■ **SET PROBLEM**
Pull out every line from the listing that has the word "EFGH".
================
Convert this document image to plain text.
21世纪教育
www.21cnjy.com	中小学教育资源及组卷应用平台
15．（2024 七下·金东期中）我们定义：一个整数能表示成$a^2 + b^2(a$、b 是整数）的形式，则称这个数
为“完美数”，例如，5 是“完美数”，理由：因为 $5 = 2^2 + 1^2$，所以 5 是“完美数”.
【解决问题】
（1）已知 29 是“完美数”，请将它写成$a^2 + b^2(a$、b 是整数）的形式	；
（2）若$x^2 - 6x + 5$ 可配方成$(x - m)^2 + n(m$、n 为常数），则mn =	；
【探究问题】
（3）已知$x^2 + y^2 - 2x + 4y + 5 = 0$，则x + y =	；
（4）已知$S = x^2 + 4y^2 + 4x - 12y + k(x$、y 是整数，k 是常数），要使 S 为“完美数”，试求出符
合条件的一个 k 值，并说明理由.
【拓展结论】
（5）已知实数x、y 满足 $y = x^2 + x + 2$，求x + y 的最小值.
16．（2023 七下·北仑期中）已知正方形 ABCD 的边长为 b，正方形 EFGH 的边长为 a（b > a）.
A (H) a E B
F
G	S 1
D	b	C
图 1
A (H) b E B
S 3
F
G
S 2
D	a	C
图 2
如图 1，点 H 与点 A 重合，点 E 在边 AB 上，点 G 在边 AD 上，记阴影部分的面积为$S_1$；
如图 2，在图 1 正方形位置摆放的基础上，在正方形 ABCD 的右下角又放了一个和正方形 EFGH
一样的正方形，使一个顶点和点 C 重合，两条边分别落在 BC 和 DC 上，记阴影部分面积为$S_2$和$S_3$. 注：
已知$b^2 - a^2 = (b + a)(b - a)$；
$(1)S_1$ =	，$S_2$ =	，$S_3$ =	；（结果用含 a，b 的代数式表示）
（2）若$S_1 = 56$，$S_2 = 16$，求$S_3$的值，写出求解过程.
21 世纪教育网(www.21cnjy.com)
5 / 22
================
■ **FULL OUTPUT**
16．（2023 七下·北仑期中）已知正方形 ABCD 的边长为 b，正方形 EFGH 的边长为 a（b > a）.
如图 2，在图 1 正方形位置摆放的基础上，在正方形 ABCD 的右下角又放了一个和正方形 EFGH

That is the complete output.